Required task
Go through the data below and gather each line containing "ffffff".
* begin Items *
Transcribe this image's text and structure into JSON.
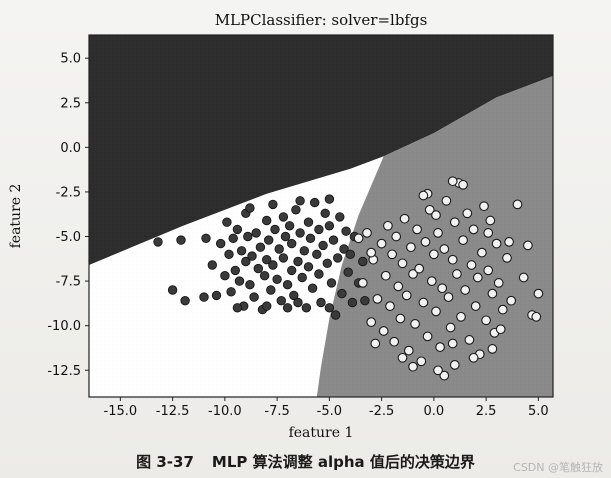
{
  "chart_data": {
    "type": "scatter",
    "title": "MLPClassifier: solver=lbfgs",
    "xlabel": "feature 1",
    "ylabel": "feature 2",
    "xlim": [
      -16.5,
      5.7
    ],
    "ylim": [
      -14.0,
      6.3
    ],
    "xticks": [
      -15.0,
      -12.5,
      -10.0,
      -7.5,
      -5.0,
      -2.5,
      0.0,
      2.5,
      5.0
    ],
    "yticks": [
      5.0,
      2.5,
      0.0,
      -2.5,
      -5.0,
      -7.5,
      -10.0,
      -12.5
    ],
    "grid": false,
    "decision_regions": {
      "class_0_color": "#2d2d2d",
      "class_1_color": "#8a8a8a",
      "unlabeled_region_color": "#ffffff",
      "boundary_class0_top": [
        [
          -16.5,
          -6.6
        ],
        [
          -12.0,
          -4.4
        ],
        [
          -8.0,
          -2.6
        ],
        [
          -4.0,
          -1.2
        ],
        [
          -2.4,
          -0.5
        ],
        [
          0.0,
          0.8
        ],
        [
          3.0,
          2.8
        ],
        [
          5.7,
          4.0
        ]
      ],
      "boundary_class1_left": [
        [
          -2.4,
          -0.5
        ],
        [
          -3.6,
          -3.8
        ],
        [
          -4.4,
          -6.6
        ],
        [
          -5.0,
          -9.6
        ],
        [
          -5.4,
          -12.3
        ],
        [
          -5.6,
          -14.0
        ]
      ]
    },
    "series": [
      {
        "marker": "filled-dark",
        "points": [
          [
            -13.2,
            -5.3
          ],
          [
            -12.5,
            -8.0
          ],
          [
            -12.1,
            -5.2
          ],
          [
            -11.9,
            -8.6
          ],
          [
            -11.0,
            -8.4
          ],
          [
            -10.9,
            -5.1
          ],
          [
            -10.6,
            -6.6
          ],
          [
            -10.4,
            -8.3
          ],
          [
            -10.2,
            -5.4
          ],
          [
            -10.0,
            -7.2
          ],
          [
            -9.9,
            -4.2
          ],
          [
            -9.8,
            -6.0
          ],
          [
            -9.7,
            -8.1
          ],
          [
            -9.6,
            -5.1
          ],
          [
            -9.5,
            -6.9
          ],
          [
            -9.4,
            -4.6
          ],
          [
            -9.3,
            -7.5
          ],
          [
            -9.2,
            -5.8
          ],
          [
            -9.1,
            -8.9
          ],
          [
            -9.0,
            -6.4
          ],
          [
            -9.0,
            -3.7
          ],
          [
            -8.9,
            -5.0
          ],
          [
            -8.8,
            -7.7
          ],
          [
            -8.7,
            -6.1
          ],
          [
            -8.6,
            -8.4
          ],
          [
            -8.5,
            -4.8
          ],
          [
            -8.4,
            -6.8
          ],
          [
            -8.3,
            -5.6
          ],
          [
            -8.2,
            -9.1
          ],
          [
            -8.1,
            -7.2
          ],
          [
            -8.0,
            -4.1
          ],
          [
            -8.0,
            -6.3
          ],
          [
            -7.9,
            -5.2
          ],
          [
            -7.8,
            -8.0
          ],
          [
            -7.7,
            -6.6
          ],
          [
            -7.6,
            -4.6
          ],
          [
            -7.5,
            -7.4
          ],
          [
            -7.4,
            -5.7
          ],
          [
            -7.3,
            -8.6
          ],
          [
            -7.2,
            -3.9
          ],
          [
            -7.2,
            -6.2
          ],
          [
            -7.1,
            -5.0
          ],
          [
            -7.0,
            -7.7
          ],
          [
            -6.9,
            -4.4
          ],
          [
            -6.8,
            -6.9
          ],
          [
            -6.8,
            -5.4
          ],
          [
            -6.7,
            -8.3
          ],
          [
            -6.6,
            -3.5
          ],
          [
            -6.5,
            -6.4
          ],
          [
            -6.4,
            -4.8
          ],
          [
            -6.3,
            -7.3
          ],
          [
            -6.2,
            -5.8
          ],
          [
            -6.1,
            -9.0
          ],
          [
            -6.0,
            -4.2
          ],
          [
            -6.0,
            -6.7
          ],
          [
            -5.9,
            -5.1
          ],
          [
            -5.8,
            -7.9
          ],
          [
            -5.7,
            -3.1
          ],
          [
            -5.6,
            -6.0
          ],
          [
            -5.5,
            -4.6
          ],
          [
            -5.5,
            -7.1
          ],
          [
            -5.4,
            -8.7
          ],
          [
            -5.3,
            -5.5
          ],
          [
            -5.2,
            -3.7
          ],
          [
            -5.1,
            -6.5
          ],
          [
            -5.0,
            -4.4
          ],
          [
            -4.9,
            -7.6
          ],
          [
            -4.8,
            -5.2
          ],
          [
            -4.7,
            -9.4
          ],
          [
            -4.6,
            -6.2
          ],
          [
            -4.5,
            -3.9
          ],
          [
            -4.4,
            -8.2
          ],
          [
            -4.3,
            -5.7
          ],
          [
            -4.2,
            -4.7
          ],
          [
            -4.1,
            -7.0
          ],
          [
            -4.0,
            -6.0
          ],
          [
            -3.9,
            -8.7
          ],
          [
            -3.8,
            -5.0
          ],
          [
            -3.6,
            -7.6
          ],
          [
            -3.4,
            -6.4
          ],
          [
            -3.3,
            -8.6
          ],
          [
            -7.7,
            -3.2
          ],
          [
            -6.4,
            -3.0
          ],
          [
            -8.8,
            -3.4
          ],
          [
            -5.0,
            -2.9
          ],
          [
            -7.0,
            -9.0
          ],
          [
            -8.0,
            -8.9
          ],
          [
            -6.5,
            -8.7
          ],
          [
            -9.4,
            -9.0
          ],
          [
            -5.0,
            -9.0
          ]
        ]
      },
      {
        "marker": "hollow",
        "points": [
          [
            -3.6,
            -5.1
          ],
          [
            -3.4,
            -7.6
          ],
          [
            -3.2,
            -4.8
          ],
          [
            -3.0,
            -9.8
          ],
          [
            -2.9,
            -6.3
          ],
          [
            -2.7,
            -8.5
          ],
          [
            -2.5,
            -5.4
          ],
          [
            -2.4,
            -10.3
          ],
          [
            -2.3,
            -7.2
          ],
          [
            -2.2,
            -4.4
          ],
          [
            -2.1,
            -8.9
          ],
          [
            -2.0,
            -6.0
          ],
          [
            -1.9,
            -10.9
          ],
          [
            -1.8,
            -5.0
          ],
          [
            -1.7,
            -7.8
          ],
          [
            -1.6,
            -9.6
          ],
          [
            -1.5,
            -6.5
          ],
          [
            -1.4,
            -4.0
          ],
          [
            -1.3,
            -8.3
          ],
          [
            -1.2,
            -11.4
          ],
          [
            -1.1,
            -5.6
          ],
          [
            -1.0,
            -7.1
          ],
          [
            -0.9,
            -9.9
          ],
          [
            -0.8,
            -4.6
          ],
          [
            -0.7,
            -6.8
          ],
          [
            -0.6,
            -12.0
          ],
          [
            -0.5,
            -8.7
          ],
          [
            -0.4,
            -5.3
          ],
          [
            -0.3,
            -10.6
          ],
          [
            -0.2,
            -3.5
          ],
          [
            -0.1,
            -7.5
          ],
          [
            0.0,
            -6.0
          ],
          [
            0.1,
            -9.2
          ],
          [
            0.2,
            -4.8
          ],
          [
            0.3,
            -11.2
          ],
          [
            0.4,
            -7.9
          ],
          [
            0.5,
            -5.7
          ],
          [
            0.6,
            -3.0
          ],
          [
            0.7,
            -8.4
          ],
          [
            0.8,
            -10.1
          ],
          [
            0.9,
            -6.3
          ],
          [
            1.0,
            -4.2
          ],
          [
            1.0,
            -12.2
          ],
          [
            1.1,
            -7.1
          ],
          [
            1.2,
            -2.0
          ],
          [
            1.3,
            -9.5
          ],
          [
            1.4,
            -5.2
          ],
          [
            1.5,
            -8.0
          ],
          [
            1.6,
            -3.7
          ],
          [
            1.7,
            -10.8
          ],
          [
            1.8,
            -6.6
          ],
          [
            1.9,
            -4.6
          ],
          [
            2.0,
            -8.9
          ],
          [
            2.1,
            -7.3
          ],
          [
            2.2,
            -11.6
          ],
          [
            2.3,
            -5.9
          ],
          [
            2.4,
            -3.3
          ],
          [
            2.5,
            -9.7
          ],
          [
            2.6,
            -6.9
          ],
          [
            2.7,
            -4.1
          ],
          [
            2.8,
            -8.2
          ],
          [
            2.9,
            -10.4
          ],
          [
            3.0,
            -5.4
          ],
          [
            3.1,
            -7.6
          ],
          [
            3.3,
            -9.1
          ],
          [
            3.5,
            -6.2
          ],
          [
            3.7,
            -8.6
          ],
          [
            4.0,
            -3.2
          ],
          [
            4.3,
            -7.3
          ],
          [
            4.5,
            -5.5
          ],
          [
            4.7,
            -9.4
          ],
          [
            5.0,
            -8.2
          ],
          [
            -3.0,
            -5.9
          ],
          [
            0.5,
            -12.8
          ],
          [
            -0.3,
            -2.6
          ],
          [
            1.4,
            -2.1
          ],
          [
            2.6,
            -4.8
          ],
          [
            3.6,
            -5.3
          ],
          [
            0.1,
            -3.8
          ],
          [
            -1.0,
            -12.3
          ],
          [
            0.9,
            -11.0
          ],
          [
            1.9,
            -11.8
          ],
          [
            2.8,
            -11.3
          ],
          [
            -1.5,
            -11.8
          ],
          [
            0.2,
            -12.5
          ],
          [
            -0.5,
            -2.7
          ],
          [
            3.2,
            -10.2
          ],
          [
            4.9,
            -9.5
          ],
          [
            0.9,
            -1.9
          ],
          [
            -2.8,
            -11.0
          ]
        ]
      }
    ]
  },
  "caption": {
    "figure_number": "图 3-37",
    "text": "MLP 算法调整 alpha 值后的决策边界"
  },
  "watermark": "CSDN @笔触狂放"
}
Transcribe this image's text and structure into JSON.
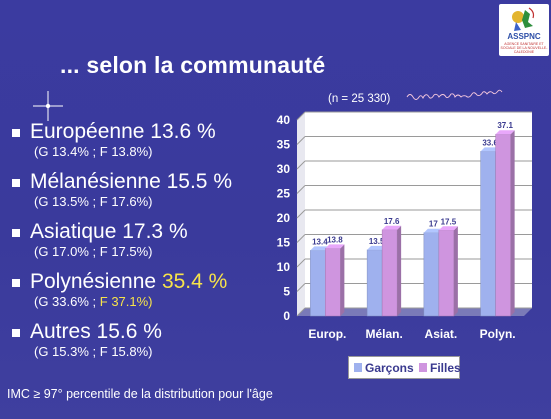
{
  "title": "... selon la communauté",
  "communities": [
    {
      "name": "Européenne",
      "value": "13.6 %",
      "detail_g": "(G 13.4% ;",
      "detail_f": "F 13.8%)",
      "highlight": false
    },
    {
      "name": "Mélanésienne",
      "value": "15.5 %",
      "detail_g": "(G 13.5% ;",
      "detail_f": "F 17.6%)",
      "highlight": false
    },
    {
      "name": "Asiatique",
      "value": "17.3 %",
      "detail_g": "(G 17.0% ;",
      "detail_f": "F 17.5%)",
      "highlight": false
    },
    {
      "name": "Polynésienne",
      "value": "35.4 %",
      "detail_g": "(G 33.6% ;",
      "detail_f": "F 37.1%)",
      "highlight": true
    },
    {
      "name": "Autres",
      "value": "15.6 %",
      "detail_g": "(G 15.3% ;",
      "detail_f": "F 15.8%)",
      "highlight": false
    }
  ],
  "footnote": "IMC ≥ 97° percentile de la distribution pour l'âge",
  "n_label": "(n = 25 330)",
  "logo": {
    "text": "ASSPNC",
    "subtext": "AGENCE SANITAIRE ET SOCIALE DE LA NOUVELLE-CALEDONIE"
  },
  "chart_data": {
    "type": "bar",
    "categories": [
      "Europ.",
      "Mélan.",
      "Asiat.",
      "Polyn."
    ],
    "series": [
      {
        "name": "Garçons",
        "values": [
          13.4,
          13.5,
          17,
          33.6
        ],
        "labels": [
          "13.4",
          "13.5",
          "17",
          "33.6"
        ],
        "color": "#9fb1ee"
      },
      {
        "name": "Filles",
        "values": [
          13.8,
          17.6,
          17.5,
          37.1
        ],
        "labels": [
          "13.8",
          "17.6",
          "17.5",
          "37.1"
        ],
        "color": "#cf95df"
      }
    ],
    "ylim": [
      0,
      40
    ],
    "yticks": [
      0,
      5,
      10,
      15,
      20,
      25,
      30,
      35,
      40
    ],
    "grid": true,
    "legend_position": "bottom",
    "colors": {
      "wall": "#ffffff",
      "floor": "#7a7ab8",
      "grid": "#9a9a9a",
      "axis_text": "#ffffff"
    }
  }
}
* end Items *
Exercise answer
      "unlabeled_region_color": "#ffffff",
      "wall": "#ffffff",
      "axis_text": "#ffffff"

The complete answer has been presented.